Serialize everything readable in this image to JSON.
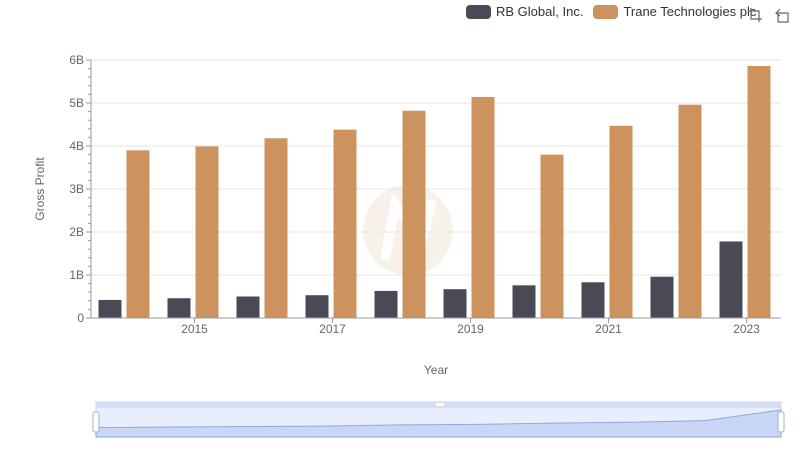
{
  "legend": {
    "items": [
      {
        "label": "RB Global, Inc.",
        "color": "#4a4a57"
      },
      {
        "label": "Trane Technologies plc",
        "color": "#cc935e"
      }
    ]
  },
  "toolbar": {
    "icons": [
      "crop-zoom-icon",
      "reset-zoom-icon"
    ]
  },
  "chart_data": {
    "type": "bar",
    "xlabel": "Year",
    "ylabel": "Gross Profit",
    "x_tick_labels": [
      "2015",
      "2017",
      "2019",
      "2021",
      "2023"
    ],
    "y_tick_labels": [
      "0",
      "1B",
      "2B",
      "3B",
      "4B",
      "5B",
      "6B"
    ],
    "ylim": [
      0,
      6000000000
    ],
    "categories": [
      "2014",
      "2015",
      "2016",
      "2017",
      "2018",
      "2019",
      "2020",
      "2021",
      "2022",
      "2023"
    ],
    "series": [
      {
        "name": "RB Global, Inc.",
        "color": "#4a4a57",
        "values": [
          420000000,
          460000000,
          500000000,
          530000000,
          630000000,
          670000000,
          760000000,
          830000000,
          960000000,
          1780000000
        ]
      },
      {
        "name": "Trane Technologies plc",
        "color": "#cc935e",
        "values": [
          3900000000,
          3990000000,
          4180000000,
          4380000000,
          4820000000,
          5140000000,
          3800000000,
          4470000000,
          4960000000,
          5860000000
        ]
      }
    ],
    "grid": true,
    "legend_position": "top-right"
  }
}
******************************
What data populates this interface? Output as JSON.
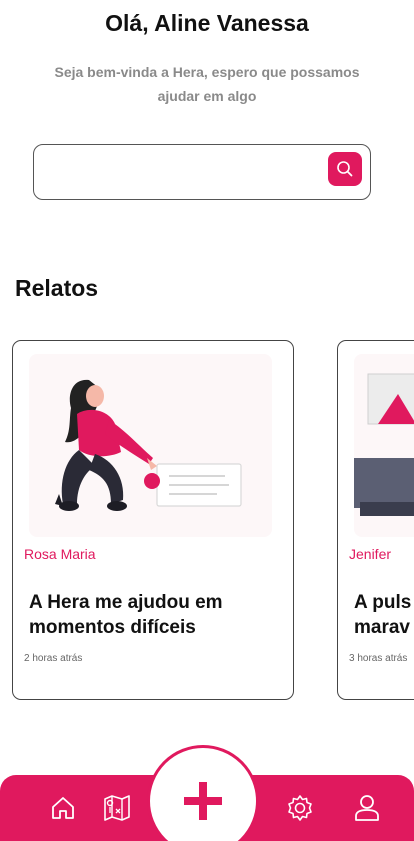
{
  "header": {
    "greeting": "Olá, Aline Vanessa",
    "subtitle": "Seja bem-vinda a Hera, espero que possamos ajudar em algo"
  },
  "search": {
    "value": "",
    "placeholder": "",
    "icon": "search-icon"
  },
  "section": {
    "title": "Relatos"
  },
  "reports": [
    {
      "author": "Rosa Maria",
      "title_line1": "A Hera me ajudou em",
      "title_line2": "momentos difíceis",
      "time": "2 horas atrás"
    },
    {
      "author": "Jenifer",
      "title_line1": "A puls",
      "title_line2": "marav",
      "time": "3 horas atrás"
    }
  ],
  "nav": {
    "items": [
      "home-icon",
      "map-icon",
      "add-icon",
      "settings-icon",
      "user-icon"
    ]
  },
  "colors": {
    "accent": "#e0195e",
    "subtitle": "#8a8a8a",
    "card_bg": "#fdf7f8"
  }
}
******************************
- _Task brief_:
From the entries, copy out each line containing the word "Trane".

- _Result of the exercise_:
        "label": "Trane Technologies plc",
        "name": "Trane Technologies plc",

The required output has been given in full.